» Exercise goal: Identify the lines that contain the string "title" and copy all of them.

» Items:
━━━

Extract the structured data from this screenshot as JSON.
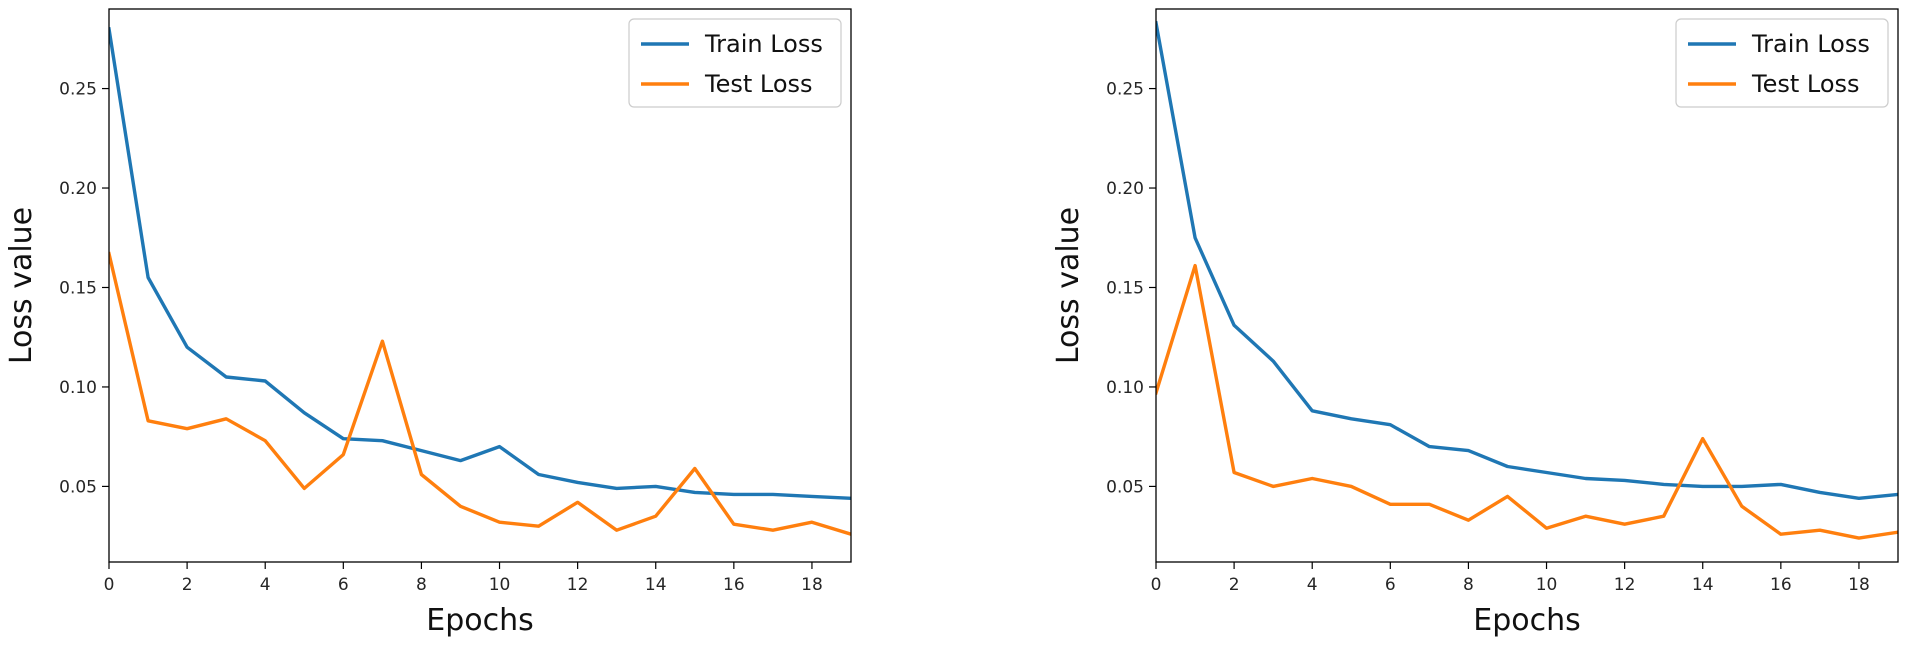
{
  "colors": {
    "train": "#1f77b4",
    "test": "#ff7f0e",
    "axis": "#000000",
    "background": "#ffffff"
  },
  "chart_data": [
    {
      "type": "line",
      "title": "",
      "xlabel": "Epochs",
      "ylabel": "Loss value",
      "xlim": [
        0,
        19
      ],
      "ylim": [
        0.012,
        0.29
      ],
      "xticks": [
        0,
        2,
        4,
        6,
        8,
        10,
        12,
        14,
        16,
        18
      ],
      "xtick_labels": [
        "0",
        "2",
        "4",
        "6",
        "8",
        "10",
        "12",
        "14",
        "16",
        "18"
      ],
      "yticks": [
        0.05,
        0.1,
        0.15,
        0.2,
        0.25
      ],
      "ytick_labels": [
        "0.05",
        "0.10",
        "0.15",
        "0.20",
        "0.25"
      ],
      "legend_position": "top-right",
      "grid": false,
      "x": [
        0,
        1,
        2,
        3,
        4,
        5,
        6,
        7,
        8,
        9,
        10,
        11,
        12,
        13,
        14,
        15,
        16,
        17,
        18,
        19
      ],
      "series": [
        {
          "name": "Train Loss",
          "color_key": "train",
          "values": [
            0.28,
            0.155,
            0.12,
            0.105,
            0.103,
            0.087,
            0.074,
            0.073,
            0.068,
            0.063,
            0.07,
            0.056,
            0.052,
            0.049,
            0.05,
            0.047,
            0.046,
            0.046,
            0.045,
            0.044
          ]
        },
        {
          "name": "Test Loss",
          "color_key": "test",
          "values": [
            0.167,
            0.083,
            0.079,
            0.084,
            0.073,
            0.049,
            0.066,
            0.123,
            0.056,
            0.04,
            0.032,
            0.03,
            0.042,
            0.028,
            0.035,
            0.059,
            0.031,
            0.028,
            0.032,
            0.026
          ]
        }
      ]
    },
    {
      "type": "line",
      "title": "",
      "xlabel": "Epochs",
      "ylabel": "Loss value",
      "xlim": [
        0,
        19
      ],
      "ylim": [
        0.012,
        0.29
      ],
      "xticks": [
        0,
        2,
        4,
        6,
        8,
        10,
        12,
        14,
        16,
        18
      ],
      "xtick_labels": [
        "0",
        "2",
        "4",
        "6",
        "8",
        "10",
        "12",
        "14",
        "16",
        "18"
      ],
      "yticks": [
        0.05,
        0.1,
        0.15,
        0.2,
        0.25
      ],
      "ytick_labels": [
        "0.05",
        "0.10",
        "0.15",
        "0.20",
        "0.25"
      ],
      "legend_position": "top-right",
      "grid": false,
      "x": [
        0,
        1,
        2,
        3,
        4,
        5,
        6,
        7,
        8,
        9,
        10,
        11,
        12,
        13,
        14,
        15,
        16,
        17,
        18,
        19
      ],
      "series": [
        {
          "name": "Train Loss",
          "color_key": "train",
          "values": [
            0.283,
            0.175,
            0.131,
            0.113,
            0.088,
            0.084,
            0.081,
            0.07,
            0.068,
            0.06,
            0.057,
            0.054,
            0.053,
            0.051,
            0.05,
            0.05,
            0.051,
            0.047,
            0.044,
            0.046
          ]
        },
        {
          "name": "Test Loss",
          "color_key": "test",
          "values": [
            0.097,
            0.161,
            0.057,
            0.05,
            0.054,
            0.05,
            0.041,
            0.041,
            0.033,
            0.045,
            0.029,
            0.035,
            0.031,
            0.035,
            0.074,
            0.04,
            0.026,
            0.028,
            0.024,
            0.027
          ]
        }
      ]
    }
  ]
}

━━━

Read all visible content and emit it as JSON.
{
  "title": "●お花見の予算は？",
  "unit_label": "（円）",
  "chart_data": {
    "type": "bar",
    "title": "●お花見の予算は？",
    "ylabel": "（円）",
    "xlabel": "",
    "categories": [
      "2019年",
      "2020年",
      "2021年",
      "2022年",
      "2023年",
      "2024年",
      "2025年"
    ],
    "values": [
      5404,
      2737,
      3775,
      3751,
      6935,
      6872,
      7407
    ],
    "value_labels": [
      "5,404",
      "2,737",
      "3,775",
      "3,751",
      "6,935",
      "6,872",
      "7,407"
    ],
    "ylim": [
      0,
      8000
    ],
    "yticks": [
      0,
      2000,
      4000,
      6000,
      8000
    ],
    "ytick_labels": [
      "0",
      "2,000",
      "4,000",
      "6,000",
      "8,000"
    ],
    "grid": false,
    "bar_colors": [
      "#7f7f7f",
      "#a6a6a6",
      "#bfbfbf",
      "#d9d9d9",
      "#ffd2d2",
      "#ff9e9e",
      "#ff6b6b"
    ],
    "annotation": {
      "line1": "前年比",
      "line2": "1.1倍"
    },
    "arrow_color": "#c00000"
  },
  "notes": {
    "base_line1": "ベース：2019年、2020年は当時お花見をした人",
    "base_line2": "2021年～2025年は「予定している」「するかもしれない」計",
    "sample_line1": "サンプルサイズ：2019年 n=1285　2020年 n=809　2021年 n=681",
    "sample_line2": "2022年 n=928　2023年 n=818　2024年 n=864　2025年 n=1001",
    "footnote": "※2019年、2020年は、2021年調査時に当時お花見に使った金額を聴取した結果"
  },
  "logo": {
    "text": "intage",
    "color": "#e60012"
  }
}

━━━

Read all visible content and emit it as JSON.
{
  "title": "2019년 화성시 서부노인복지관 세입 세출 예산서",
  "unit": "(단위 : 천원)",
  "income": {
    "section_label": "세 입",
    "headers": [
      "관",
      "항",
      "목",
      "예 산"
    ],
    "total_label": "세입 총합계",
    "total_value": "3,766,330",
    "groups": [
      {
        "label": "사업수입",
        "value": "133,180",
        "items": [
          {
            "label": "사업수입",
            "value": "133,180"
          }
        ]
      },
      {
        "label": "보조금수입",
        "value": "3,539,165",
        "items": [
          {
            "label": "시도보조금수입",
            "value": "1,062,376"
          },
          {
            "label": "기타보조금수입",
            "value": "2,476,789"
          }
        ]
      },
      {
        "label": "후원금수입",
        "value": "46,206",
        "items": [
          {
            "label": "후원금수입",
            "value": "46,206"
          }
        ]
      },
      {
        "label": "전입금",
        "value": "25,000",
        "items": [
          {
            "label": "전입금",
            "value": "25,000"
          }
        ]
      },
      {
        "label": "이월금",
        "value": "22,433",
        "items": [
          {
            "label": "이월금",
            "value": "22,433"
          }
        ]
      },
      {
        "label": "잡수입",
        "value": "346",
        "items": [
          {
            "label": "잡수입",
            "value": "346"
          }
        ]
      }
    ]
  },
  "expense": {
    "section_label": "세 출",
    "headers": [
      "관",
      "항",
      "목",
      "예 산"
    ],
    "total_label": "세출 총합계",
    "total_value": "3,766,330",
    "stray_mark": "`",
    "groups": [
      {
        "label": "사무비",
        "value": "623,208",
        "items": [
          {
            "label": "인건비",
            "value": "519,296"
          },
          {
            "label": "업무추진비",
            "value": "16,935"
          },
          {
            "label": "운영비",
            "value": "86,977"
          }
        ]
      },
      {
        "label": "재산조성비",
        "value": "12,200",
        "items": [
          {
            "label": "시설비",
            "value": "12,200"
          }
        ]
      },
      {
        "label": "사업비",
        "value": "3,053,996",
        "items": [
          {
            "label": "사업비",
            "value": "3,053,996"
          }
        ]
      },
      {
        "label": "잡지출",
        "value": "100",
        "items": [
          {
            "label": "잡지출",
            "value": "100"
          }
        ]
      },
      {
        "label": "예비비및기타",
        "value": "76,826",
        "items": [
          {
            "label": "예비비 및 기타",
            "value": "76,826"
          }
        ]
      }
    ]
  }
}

━━━

» Response:
      "title": "",
      "title": "",
  "title": "●お花見の予算は？",
    "title": "●お花見の予算は？",
  "title": "2019년 화성시 서부노인복지관 세입 세출 예산서",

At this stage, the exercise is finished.